Saved entries:
------------------------------------

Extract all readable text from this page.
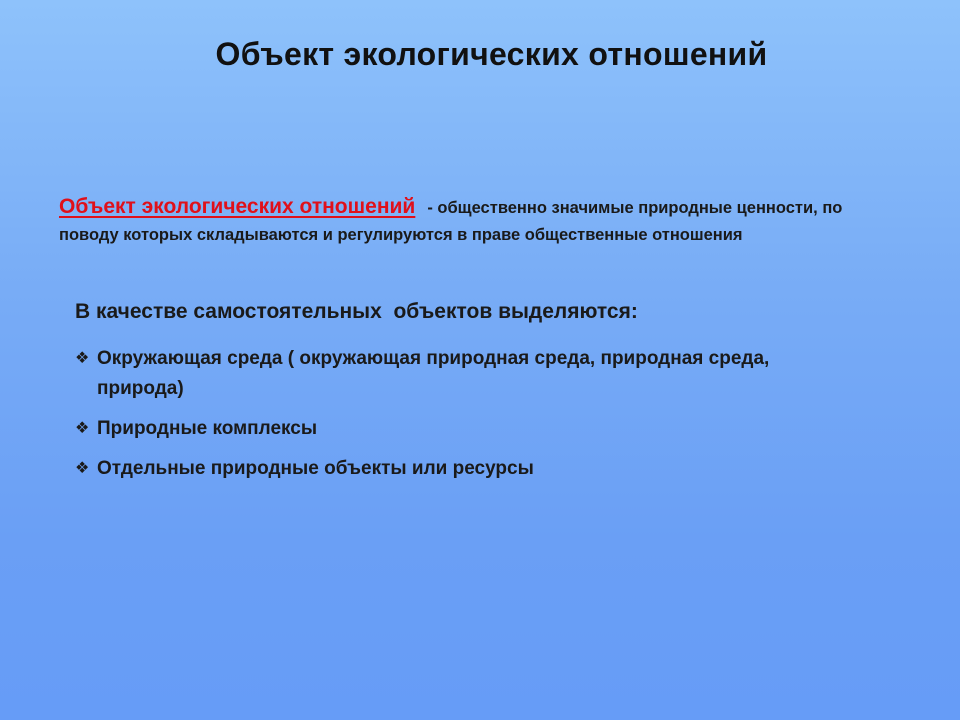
Объект экологических отношений

Объект экологических отношений - общественно значимые природные ценности, по поводу которых складываются и регулируются в праве общественные отношения

В качестве самостоятельных  объектов выделяются:

❖ Окружающая среда ( окружающая природная среда, природная среда, природа)
❖ Природные комплексы
❖ Отдельные природные объекты или ресурсы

------------------------------------

§ WRITTEN INSTRUCTION: Without the pictures, print the records in full, exactly as they appear.

§ THE ANSWER:
Extract all readable text from this page.
Объект экологических отношений

Объект экологических отношений - общественно значимые природные ценности, по поводу которых складываются и регулируются в праве общественные отношения

В качестве самостоятельных  объектов выделяются:

❖ Окружающая среда ( окружающая природная среда, природная среда, природа)
❖ Природные комплексы
❖ Отдельные природные объекты или ресурсы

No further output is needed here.